- **Short exercise**:
Pull each line holding the word "DCGW" from the data.

(Dataset items)
++++++++++++++++++++
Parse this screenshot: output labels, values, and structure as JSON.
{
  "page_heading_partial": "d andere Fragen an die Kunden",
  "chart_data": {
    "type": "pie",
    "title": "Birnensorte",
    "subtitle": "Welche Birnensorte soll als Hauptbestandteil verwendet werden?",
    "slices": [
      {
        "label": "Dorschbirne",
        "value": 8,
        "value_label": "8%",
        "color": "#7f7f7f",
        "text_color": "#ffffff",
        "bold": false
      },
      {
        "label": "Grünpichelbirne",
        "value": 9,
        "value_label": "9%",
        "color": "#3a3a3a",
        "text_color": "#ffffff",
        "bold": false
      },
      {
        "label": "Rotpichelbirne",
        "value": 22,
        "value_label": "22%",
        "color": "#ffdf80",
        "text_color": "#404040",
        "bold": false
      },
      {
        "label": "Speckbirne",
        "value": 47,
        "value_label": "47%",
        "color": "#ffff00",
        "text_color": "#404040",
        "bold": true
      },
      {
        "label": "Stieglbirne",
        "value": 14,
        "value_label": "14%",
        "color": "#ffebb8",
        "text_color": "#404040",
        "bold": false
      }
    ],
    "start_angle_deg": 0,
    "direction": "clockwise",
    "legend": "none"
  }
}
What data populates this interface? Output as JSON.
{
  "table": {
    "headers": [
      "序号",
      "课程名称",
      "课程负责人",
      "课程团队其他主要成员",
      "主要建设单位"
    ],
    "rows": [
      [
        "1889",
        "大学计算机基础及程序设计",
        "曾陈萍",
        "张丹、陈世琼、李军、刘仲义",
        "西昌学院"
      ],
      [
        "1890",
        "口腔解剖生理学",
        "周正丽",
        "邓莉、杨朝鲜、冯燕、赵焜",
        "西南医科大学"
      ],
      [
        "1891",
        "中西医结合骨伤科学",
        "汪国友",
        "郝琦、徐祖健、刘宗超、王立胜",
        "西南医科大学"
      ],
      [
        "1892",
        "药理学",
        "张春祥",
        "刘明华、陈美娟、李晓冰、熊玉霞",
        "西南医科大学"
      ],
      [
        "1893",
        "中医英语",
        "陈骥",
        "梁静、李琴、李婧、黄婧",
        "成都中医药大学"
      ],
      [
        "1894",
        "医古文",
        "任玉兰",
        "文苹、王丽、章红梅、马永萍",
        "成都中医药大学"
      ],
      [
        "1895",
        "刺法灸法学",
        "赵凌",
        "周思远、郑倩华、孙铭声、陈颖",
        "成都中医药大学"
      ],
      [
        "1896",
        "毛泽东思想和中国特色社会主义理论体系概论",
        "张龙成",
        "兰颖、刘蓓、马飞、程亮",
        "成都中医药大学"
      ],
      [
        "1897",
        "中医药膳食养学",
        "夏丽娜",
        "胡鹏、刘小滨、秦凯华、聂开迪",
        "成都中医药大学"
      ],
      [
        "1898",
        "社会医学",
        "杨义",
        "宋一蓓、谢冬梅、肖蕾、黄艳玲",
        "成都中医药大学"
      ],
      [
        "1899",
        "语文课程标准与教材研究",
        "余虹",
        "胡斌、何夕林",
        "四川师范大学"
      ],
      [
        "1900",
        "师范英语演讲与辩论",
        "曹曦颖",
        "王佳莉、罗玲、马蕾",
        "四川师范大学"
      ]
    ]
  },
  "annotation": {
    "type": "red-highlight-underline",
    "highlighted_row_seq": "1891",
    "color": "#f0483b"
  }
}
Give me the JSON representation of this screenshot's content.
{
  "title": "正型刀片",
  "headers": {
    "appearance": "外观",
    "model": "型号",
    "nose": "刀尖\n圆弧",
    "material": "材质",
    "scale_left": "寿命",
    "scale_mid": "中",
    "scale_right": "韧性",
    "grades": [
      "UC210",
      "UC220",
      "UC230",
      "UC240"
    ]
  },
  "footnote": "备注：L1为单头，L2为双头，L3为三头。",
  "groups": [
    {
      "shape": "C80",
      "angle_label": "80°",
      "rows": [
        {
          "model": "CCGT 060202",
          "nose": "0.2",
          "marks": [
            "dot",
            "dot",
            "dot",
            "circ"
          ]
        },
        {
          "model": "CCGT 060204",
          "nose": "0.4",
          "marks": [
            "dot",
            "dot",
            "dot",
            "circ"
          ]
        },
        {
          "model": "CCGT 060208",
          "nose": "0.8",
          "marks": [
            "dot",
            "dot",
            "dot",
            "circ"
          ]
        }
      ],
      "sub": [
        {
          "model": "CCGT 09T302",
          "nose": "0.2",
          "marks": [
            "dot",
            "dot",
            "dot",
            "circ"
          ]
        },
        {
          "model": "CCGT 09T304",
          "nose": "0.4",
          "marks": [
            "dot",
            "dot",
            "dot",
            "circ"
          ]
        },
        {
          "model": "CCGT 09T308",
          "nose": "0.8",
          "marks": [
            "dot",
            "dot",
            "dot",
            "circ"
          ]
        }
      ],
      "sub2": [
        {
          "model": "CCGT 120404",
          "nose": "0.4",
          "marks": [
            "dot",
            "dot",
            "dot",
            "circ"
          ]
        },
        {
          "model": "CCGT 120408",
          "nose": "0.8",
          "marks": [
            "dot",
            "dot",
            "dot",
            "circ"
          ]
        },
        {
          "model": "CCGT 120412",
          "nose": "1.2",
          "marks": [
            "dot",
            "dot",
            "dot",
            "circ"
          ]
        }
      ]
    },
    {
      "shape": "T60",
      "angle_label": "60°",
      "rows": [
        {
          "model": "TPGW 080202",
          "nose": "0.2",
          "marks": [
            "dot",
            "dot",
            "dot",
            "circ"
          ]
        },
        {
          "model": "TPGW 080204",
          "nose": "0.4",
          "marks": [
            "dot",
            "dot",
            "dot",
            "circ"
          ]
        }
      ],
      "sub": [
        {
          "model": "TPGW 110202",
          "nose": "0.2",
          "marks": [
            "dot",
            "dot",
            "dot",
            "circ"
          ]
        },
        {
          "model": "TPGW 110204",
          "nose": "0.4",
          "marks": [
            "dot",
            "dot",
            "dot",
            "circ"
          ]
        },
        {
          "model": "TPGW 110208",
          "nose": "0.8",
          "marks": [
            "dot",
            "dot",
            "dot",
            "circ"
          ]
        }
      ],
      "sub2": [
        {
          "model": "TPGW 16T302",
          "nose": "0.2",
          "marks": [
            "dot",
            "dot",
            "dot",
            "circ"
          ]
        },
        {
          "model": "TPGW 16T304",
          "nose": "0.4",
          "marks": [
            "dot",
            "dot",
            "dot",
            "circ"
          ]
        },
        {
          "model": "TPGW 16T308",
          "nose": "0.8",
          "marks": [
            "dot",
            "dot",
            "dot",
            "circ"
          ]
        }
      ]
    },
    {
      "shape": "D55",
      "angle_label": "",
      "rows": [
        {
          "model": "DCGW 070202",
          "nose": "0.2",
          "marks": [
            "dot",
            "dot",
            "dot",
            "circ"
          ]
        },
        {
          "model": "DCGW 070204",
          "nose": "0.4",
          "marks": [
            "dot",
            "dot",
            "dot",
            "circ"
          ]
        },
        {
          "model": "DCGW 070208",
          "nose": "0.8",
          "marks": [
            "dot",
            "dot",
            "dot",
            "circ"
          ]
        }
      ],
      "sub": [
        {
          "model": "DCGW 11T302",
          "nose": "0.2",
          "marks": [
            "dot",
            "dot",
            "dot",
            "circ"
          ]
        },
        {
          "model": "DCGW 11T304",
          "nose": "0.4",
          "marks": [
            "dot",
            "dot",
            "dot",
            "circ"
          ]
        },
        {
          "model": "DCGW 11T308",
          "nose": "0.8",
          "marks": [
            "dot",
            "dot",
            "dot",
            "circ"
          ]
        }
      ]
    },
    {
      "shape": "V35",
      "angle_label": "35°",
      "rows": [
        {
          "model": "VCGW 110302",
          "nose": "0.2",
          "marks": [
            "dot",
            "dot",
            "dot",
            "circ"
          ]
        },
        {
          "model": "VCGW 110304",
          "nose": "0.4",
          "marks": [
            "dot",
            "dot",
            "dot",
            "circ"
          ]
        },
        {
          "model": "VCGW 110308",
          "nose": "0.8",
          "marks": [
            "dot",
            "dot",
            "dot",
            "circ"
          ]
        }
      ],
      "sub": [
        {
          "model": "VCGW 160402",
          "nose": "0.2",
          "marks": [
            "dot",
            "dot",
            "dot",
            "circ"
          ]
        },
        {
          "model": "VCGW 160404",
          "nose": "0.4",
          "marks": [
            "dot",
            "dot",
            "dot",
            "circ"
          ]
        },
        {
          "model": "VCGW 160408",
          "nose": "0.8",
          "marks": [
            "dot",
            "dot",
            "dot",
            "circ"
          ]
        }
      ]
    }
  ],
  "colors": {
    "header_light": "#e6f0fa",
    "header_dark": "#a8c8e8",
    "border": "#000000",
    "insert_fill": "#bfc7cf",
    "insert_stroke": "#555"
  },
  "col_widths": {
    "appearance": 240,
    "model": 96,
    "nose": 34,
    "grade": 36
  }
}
++++++++++++++++++++
- **Response to this task**:
          "model": "DCGW 070202",
          "model": "DCGW 070204",
          "model": "DCGW 070208",
          "model": "DCGW 11T302",
          "model": "DCGW 11T304",
          "model": "DCGW 11T308",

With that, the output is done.